--- Start of RECORDED INFORMATION ---

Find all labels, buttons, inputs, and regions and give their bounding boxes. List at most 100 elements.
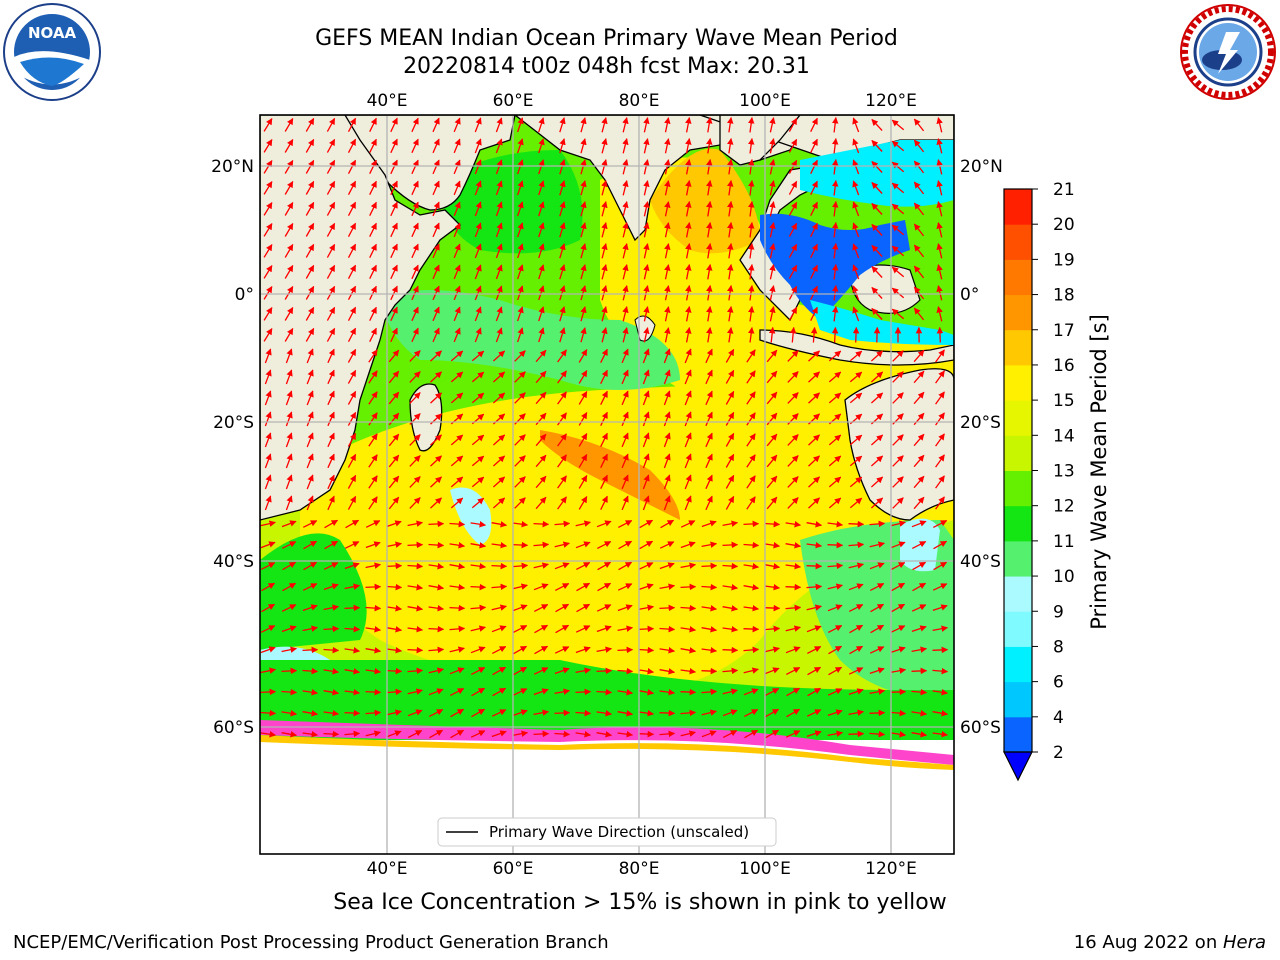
wave-arrow-icon <box>913 160 925 174</box>
wave-arrow-icon <box>701 667 718 675</box>
wave-arrow-icon <box>347 348 357 363</box>
wave-arrow-icon <box>580 180 587 196</box>
wave-arrow-icon <box>891 603 906 613</box>
wave-arrow-icon <box>622 306 629 322</box>
wave-arrow-icon <box>453 327 461 343</box>
wave-arrow-icon <box>827 688 843 696</box>
colorbar-level-label: 19 <box>1053 250 1075 270</box>
wave-arrow-icon <box>470 604 487 612</box>
wave-arrow-icon <box>787 371 799 383</box>
wave-arrow-icon <box>869 688 886 695</box>
wave-arrow-icon <box>788 159 798 174</box>
wave-arrow-icon <box>747 137 755 154</box>
wave-arrow-icon <box>831 305 839 322</box>
wave-arrow-icon <box>557 433 567 447</box>
wave-arrow-icon <box>808 371 820 383</box>
colorbar-level-label: 21 <box>1053 180 1075 200</box>
wave-arrow-icon <box>450 350 464 362</box>
wave-arrow-icon <box>766 349 778 363</box>
wave-arrow-icon <box>597 561 612 571</box>
wave-arrow-icon <box>263 307 273 321</box>
wave-arrow-icon <box>407 584 424 591</box>
wave-arrow-icon <box>664 138 671 154</box>
wave-arrow-icon <box>580 327 587 343</box>
wave-arrow-icon <box>810 222 818 237</box>
wave-arrow-icon <box>600 390 608 405</box>
wave-arrow-icon <box>428 625 445 633</box>
wave-arrow-icon <box>516 222 524 238</box>
wave-arrow-icon <box>638 583 654 591</box>
wave-arrow-icon <box>365 730 381 737</box>
wave-arrow-icon <box>575 688 592 696</box>
wave-arrow-icon <box>891 140 905 152</box>
map-frame <box>259 114 955 855</box>
wave-arrow-icon <box>680 604 697 612</box>
colorbar-segment <box>1004 189 1032 225</box>
wave-arrow-icon <box>491 521 508 528</box>
wave-arrow-icon <box>430 371 442 383</box>
wave-arrow-icon <box>263 181 273 195</box>
lat-tick-label: 40°S <box>213 552 254 572</box>
wave-arrow-icon <box>766 475 778 489</box>
wave-arrow-icon <box>664 201 671 217</box>
wave-arrow-icon <box>264 411 272 427</box>
wave-arrow-icon <box>764 583 781 591</box>
wave-arrow-icon <box>869 646 885 654</box>
wave-arrow-icon <box>769 222 776 238</box>
wave-arrow-icon <box>617 710 634 717</box>
wave-arrow-icon <box>388 391 400 405</box>
wave-arrow-icon <box>852 306 860 322</box>
wave-arrow-icon <box>618 540 633 550</box>
wave-arrow-icon <box>281 731 298 738</box>
wave-arrow-icon <box>409 350 421 362</box>
wave-arrow-icon <box>810 138 818 153</box>
wave-arrow-icon <box>597 541 612 549</box>
wave-arrow-icon <box>727 179 734 196</box>
wave-arrow-icon <box>428 563 445 570</box>
wave-arrow-icon <box>617 583 633 591</box>
wave-arrow-icon <box>852 326 860 343</box>
wave-arrow-icon <box>302 730 319 738</box>
wave-arrow-icon <box>617 604 633 612</box>
wave-arrow-icon <box>450 371 464 383</box>
wave-arrow-icon <box>344 583 361 590</box>
wave-arrow-icon <box>701 688 718 696</box>
wave-arrow-icon <box>411 222 419 238</box>
wave-arrow-icon <box>601 243 608 259</box>
wave-arrow-icon <box>849 645 864 655</box>
wave-arrow-icon <box>870 583 885 591</box>
wave-arrow-icon <box>495 180 503 196</box>
wave-arrow-icon <box>516 138 524 154</box>
wave-arrow-icon <box>471 497 485 509</box>
wave-arrow-icon <box>788 138 798 153</box>
wave-arrow-icon <box>659 562 675 570</box>
wave-arrow-icon <box>369 222 377 237</box>
wave-arrow-icon <box>302 646 319 654</box>
wave-arrow-icon <box>555 603 570 613</box>
lon-tick-label: 80°E <box>619 859 660 879</box>
wave-arrow-icon <box>347 285 357 301</box>
wave-arrow-icon <box>600 369 608 384</box>
wave-arrow-icon <box>474 243 482 259</box>
wave-arrow-icon <box>450 434 464 446</box>
wave-arrow-icon <box>453 285 461 301</box>
wave-arrow-icon <box>365 541 381 549</box>
wave-arrow-icon <box>701 541 718 548</box>
footer-host: Hera <box>1222 932 1266 953</box>
wave-arrow-icon <box>555 583 570 591</box>
wave-arrow-icon <box>848 667 864 675</box>
wave-arrow-icon <box>559 159 566 175</box>
wave-arrow-icon <box>788 222 798 237</box>
wave-arrow-icon <box>284 222 294 237</box>
wave-arrow-icon <box>706 326 713 343</box>
wave-arrow-icon <box>326 264 336 279</box>
wave-arrow-icon <box>470 583 487 591</box>
wave-arrow-icon <box>512 604 528 612</box>
wave-arrow-icon <box>935 370 945 384</box>
wave-arrow-icon <box>596 731 613 738</box>
wave-arrow-icon <box>871 287 883 299</box>
wave-arrow-icon <box>411 159 419 175</box>
wave-arrow-icon <box>430 350 442 362</box>
wave-arrow-icon <box>788 180 798 195</box>
wave-arrow-icon <box>260 688 277 696</box>
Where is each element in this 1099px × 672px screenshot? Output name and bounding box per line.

--- End of RECORDED INFORMATION ---

▶ [EXERCISE] Copy the lines verbatim, starting at the one containing "wave-arrow-icon <box>913 160 925 174</box>" and ending at the one containing "wave-arrow-icon <box>787 371 799 383</box>".

▶ [RESULT]
wave-arrow-icon <box>913 160 925 174</box>
wave-arrow-icon <box>701 667 718 675</box>
wave-arrow-icon <box>347 348 357 363</box>
wave-arrow-icon <box>580 180 587 196</box>
wave-arrow-icon <box>891 603 906 613</box>
wave-arrow-icon <box>622 306 629 322</box>
wave-arrow-icon <box>453 327 461 343</box>
wave-arrow-icon <box>827 688 843 696</box>
colorbar-level-label: 19 <box>1053 250 1075 270</box>
wave-arrow-icon <box>470 604 487 612</box>
wave-arrow-icon <box>787 371 799 383</box>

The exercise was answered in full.